Data extract ->
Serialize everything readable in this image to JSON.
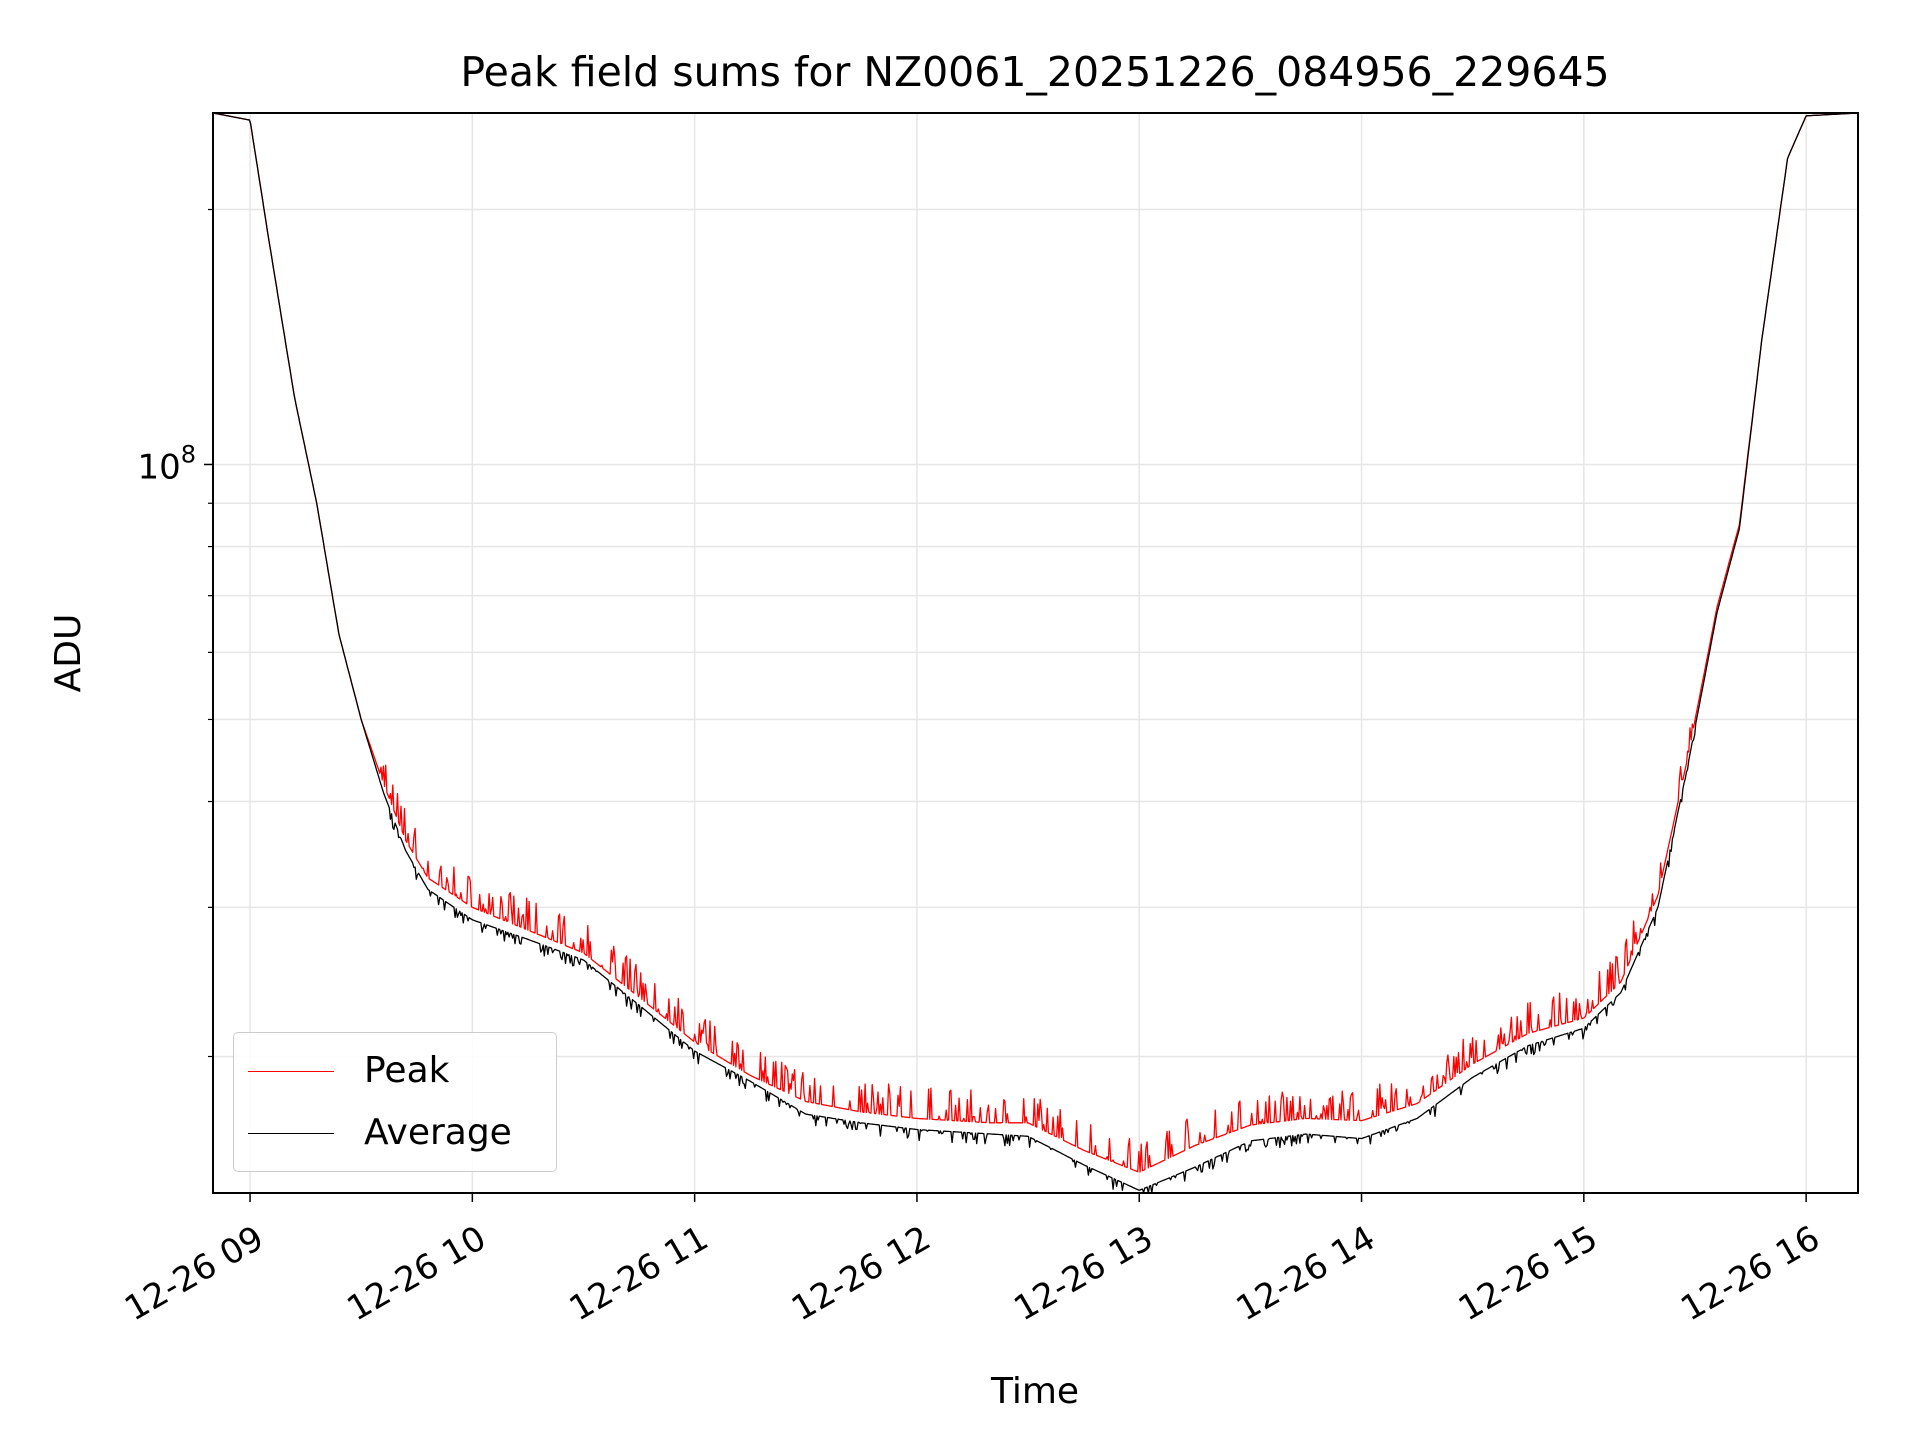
{
  "chart_data": {
    "type": "line",
    "title": "Peak field sums for NZ0061_20251226_084956_229645",
    "xlabel": "Time",
    "ylabel": "ADU",
    "yscale": "log",
    "grid": true,
    "legend_position": "lower-left",
    "x_tick_labels": [
      "12-26 09",
      "12-26 10",
      "12-26 11",
      "12-26 12",
      "12-26 13",
      "12-26 14",
      "12-26 15",
      "12-26 16"
    ],
    "y_tick_labels": [
      {
        "base": "10",
        "exponent": "8",
        "value": 100000000
      }
    ],
    "xlim": [
      "2025-12-26 08:50",
      "2025-12-26 16:14"
    ],
    "ylim": [
      13800000,
      260000000
    ],
    "series": [
      {
        "name": "Peak",
        "color": "#ff0000",
        "points": [
          [
            "2025-12-26 08:50",
            260000000
          ],
          [
            "2025-12-26 09:00",
            255000000
          ],
          [
            "2025-12-26 09:05",
            185000000
          ],
          [
            "2025-12-26 09:12",
            120000000
          ],
          [
            "2025-12-26 09:18",
            90000000
          ],
          [
            "2025-12-26 09:24",
            63000000
          ],
          [
            "2025-12-26 09:30",
            50000000
          ],
          [
            "2025-12-26 09:36",
            42000000
          ],
          [
            "2025-12-26 09:42",
            36000000
          ],
          [
            "2025-12-26 09:48",
            32500000
          ],
          [
            "2025-12-26 10:00",
            30000000
          ],
          [
            "2025-12-26 10:15",
            28200000
          ],
          [
            "2025-12-26 10:30",
            26500000
          ],
          [
            "2025-12-26 10:45",
            23500000
          ],
          [
            "2025-12-26 11:00",
            20800000
          ],
          [
            "2025-12-26 11:15",
            19000000
          ],
          [
            "2025-12-26 11:30",
            17700000
          ],
          [
            "2025-12-26 11:45",
            17200000
          ],
          [
            "2025-12-26 12:00",
            16900000
          ],
          [
            "2025-12-26 12:20",
            16700000
          ],
          [
            "2025-12-26 12:30",
            16700000
          ],
          [
            "2025-12-26 12:45",
            15500000
          ],
          [
            "2025-12-26 13:00",
            14600000
          ],
          [
            "2025-12-26 13:15",
            15700000
          ],
          [
            "2025-12-26 13:30",
            16600000
          ],
          [
            "2025-12-26 13:45",
            16900000
          ],
          [
            "2025-12-26 14:00",
            16800000
          ],
          [
            "2025-12-26 14:15",
            17600000
          ],
          [
            "2025-12-26 14:30",
            19600000
          ],
          [
            "2025-12-26 14:45",
            21300000
          ],
          [
            "2025-12-26 15:00",
            22200000
          ],
          [
            "2025-12-26 15:10",
            24500000
          ],
          [
            "2025-12-26 15:20",
            31000000
          ],
          [
            "2025-12-26 15:28",
            45000000
          ],
          [
            "2025-12-26 15:36",
            68000000
          ],
          [
            "2025-12-26 15:42",
            85000000
          ],
          [
            "2025-12-26 15:48",
            140000000
          ],
          [
            "2025-12-26 15:55",
            230000000
          ],
          [
            "2025-12-26 16:00",
            258000000
          ],
          [
            "2025-12-26 16:14",
            260000000
          ]
        ]
      },
      {
        "name": "Average",
        "color": "#000000",
        "points": [
          [
            "2025-12-26 08:50",
            260000000
          ],
          [
            "2025-12-26 09:00",
            255000000
          ],
          [
            "2025-12-26 09:05",
            185000000
          ],
          [
            "2025-12-26 09:12",
            120000000
          ],
          [
            "2025-12-26 09:18",
            90000000
          ],
          [
            "2025-12-26 09:24",
            63000000
          ],
          [
            "2025-12-26 09:30",
            50000000
          ],
          [
            "2025-12-26 09:36",
            41000000
          ],
          [
            "2025-12-26 09:42",
            35000000
          ],
          [
            "2025-12-26 09:48",
            31500000
          ],
          [
            "2025-12-26 10:00",
            29000000
          ],
          [
            "2025-12-26 10:15",
            27500000
          ],
          [
            "2025-12-26 10:30",
            26000000
          ],
          [
            "2025-12-26 10:45",
            23000000
          ],
          [
            "2025-12-26 11:00",
            20300000
          ],
          [
            "2025-12-26 11:15",
            18700000
          ],
          [
            "2025-12-26 11:30",
            17100000
          ],
          [
            "2025-12-26 11:45",
            16700000
          ],
          [
            "2025-12-26 12:00",
            16400000
          ],
          [
            "2025-12-26 12:20",
            16200000
          ],
          [
            "2025-12-26 12:30",
            16100000
          ],
          [
            "2025-12-26 12:45",
            14900000
          ],
          [
            "2025-12-26 13:00",
            13900000
          ],
          [
            "2025-12-26 13:15",
            14800000
          ],
          [
            "2025-12-26 13:30",
            15900000
          ],
          [
            "2025-12-26 13:45",
            16200000
          ],
          [
            "2025-12-26 14:00",
            16000000
          ],
          [
            "2025-12-26 14:15",
            16900000
          ],
          [
            "2025-12-26 14:30",
            18900000
          ],
          [
            "2025-12-26 14:45",
            20600000
          ],
          [
            "2025-12-26 15:00",
            21600000
          ],
          [
            "2025-12-26 15:10",
            23800000
          ],
          [
            "2025-12-26 15:20",
            30000000
          ],
          [
            "2025-12-26 15:28",
            44000000
          ],
          [
            "2025-12-26 15:36",
            67000000
          ],
          [
            "2025-12-26 15:42",
            84000000
          ],
          [
            "2025-12-26 15:48",
            140000000
          ],
          [
            "2025-12-26 15:55",
            230000000
          ],
          [
            "2025-12-26 16:00",
            258000000
          ],
          [
            "2025-12-26 16:14",
            260000000
          ]
        ]
      }
    ]
  }
}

The problem ->
Of all the lines in the listing above, how many contain the word "Peak"? Answer with the number alone.

Reply to the task ->
2